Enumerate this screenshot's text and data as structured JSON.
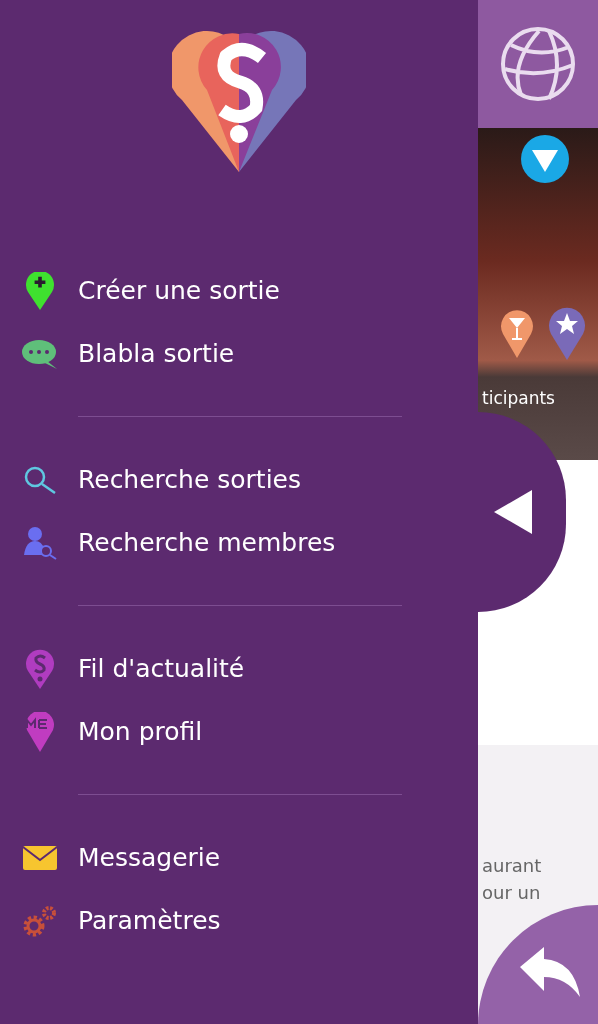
{
  "drawer": {
    "groups": [
      {
        "items": [
          {
            "kind": "create",
            "label": "Créer une sortie"
          },
          {
            "kind": "chat",
            "label": "Blabla sortie"
          }
        ]
      },
      {
        "items": [
          {
            "kind": "search",
            "label": "Recherche sorties"
          },
          {
            "kind": "members",
            "label": "Recherche membres"
          }
        ]
      },
      {
        "items": [
          {
            "kind": "feed",
            "label": "Fil d'actualité"
          },
          {
            "kind": "profile",
            "label": "Mon profil"
          }
        ]
      },
      {
        "items": [
          {
            "kind": "mail",
            "label": "Messagerie"
          },
          {
            "kind": "settings",
            "label": "Paramètres"
          }
        ]
      }
    ]
  },
  "background": {
    "photo_caption": "ticipants",
    "text_lines": [
      "aurant",
      "our un"
    ]
  }
}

**TASK PROMPT:** Write out all the entries word for word, but skip any images.

**THE REPLY:**
Enumerate this screenshot's text and data as structured JSON.
{
  "drawer": {
    "groups": [
      {
        "items": [
          {
            "kind": "create",
            "label": "Créer une sortie"
          },
          {
            "kind": "chat",
            "label": "Blabla sortie"
          }
        ]
      },
      {
        "items": [
          {
            "kind": "search",
            "label": "Recherche sorties"
          },
          {
            "kind": "members",
            "label": "Recherche membres"
          }
        ]
      },
      {
        "items": [
          {
            "kind": "feed",
            "label": "Fil d'actualité"
          },
          {
            "kind": "profile",
            "label": "Mon profil"
          }
        ]
      },
      {
        "items": [
          {
            "kind": "mail",
            "label": "Messagerie"
          },
          {
            "kind": "settings",
            "label": "Paramètres"
          }
        ]
      }
    ]
  },
  "background": {
    "photo_caption": "ticipants",
    "text_lines": [
      "aurant",
      "our un"
    ]
  }
}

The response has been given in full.